[Some records]
════════════════════

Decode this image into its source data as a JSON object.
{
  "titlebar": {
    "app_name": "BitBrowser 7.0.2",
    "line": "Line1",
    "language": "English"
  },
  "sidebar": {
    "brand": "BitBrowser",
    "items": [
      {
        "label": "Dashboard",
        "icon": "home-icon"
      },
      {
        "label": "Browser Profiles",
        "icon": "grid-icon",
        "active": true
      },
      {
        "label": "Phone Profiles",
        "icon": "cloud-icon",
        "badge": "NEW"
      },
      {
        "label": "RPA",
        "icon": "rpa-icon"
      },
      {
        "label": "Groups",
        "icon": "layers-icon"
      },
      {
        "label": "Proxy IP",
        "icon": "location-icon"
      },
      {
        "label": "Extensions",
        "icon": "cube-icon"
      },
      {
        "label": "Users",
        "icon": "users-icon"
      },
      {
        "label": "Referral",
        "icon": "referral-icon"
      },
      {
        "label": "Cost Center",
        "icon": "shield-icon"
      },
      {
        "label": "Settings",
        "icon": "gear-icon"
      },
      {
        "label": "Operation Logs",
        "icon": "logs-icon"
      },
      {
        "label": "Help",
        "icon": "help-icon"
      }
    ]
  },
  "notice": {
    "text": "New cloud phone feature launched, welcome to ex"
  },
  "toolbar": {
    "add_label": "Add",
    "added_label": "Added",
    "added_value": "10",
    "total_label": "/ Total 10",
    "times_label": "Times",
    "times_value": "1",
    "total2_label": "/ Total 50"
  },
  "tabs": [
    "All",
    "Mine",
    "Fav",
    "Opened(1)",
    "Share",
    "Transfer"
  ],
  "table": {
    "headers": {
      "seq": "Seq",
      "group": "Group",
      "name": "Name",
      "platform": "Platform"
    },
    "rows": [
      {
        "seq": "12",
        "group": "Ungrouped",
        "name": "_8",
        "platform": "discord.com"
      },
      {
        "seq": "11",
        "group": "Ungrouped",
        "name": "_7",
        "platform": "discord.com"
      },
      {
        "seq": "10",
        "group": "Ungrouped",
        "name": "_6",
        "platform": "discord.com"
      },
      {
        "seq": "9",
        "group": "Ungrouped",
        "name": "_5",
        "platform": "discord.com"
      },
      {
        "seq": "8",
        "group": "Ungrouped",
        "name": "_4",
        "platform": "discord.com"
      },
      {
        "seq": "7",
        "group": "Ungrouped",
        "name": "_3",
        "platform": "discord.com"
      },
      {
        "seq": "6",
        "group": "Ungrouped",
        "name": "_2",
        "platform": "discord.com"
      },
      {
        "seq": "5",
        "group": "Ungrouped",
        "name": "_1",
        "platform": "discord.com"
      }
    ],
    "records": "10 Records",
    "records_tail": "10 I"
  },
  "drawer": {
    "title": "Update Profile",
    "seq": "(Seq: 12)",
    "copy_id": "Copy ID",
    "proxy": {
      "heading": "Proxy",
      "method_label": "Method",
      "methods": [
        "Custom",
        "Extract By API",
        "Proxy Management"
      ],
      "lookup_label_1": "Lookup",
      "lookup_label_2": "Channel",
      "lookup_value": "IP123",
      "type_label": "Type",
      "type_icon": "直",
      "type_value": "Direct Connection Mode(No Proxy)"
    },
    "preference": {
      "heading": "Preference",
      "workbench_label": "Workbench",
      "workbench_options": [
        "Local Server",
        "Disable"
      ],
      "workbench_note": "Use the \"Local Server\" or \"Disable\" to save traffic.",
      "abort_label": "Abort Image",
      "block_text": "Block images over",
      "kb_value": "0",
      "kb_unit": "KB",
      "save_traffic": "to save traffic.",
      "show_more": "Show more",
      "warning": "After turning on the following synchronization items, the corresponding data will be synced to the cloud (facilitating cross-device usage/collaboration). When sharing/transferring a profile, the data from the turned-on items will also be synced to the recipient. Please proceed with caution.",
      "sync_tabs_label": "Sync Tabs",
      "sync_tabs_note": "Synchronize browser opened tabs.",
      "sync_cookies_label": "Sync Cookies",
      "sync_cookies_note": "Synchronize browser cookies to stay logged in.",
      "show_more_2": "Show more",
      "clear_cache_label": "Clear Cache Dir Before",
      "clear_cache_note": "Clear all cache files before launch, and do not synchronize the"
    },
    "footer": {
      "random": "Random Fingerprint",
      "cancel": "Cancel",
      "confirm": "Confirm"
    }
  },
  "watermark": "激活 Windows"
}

════════════════════

CHALLENGE
Identify every line holding the word "Show" and copy it out.

RESULT OF THE EXERCISE
      "show_more": "Show more",
      "show_more_2": "Show more",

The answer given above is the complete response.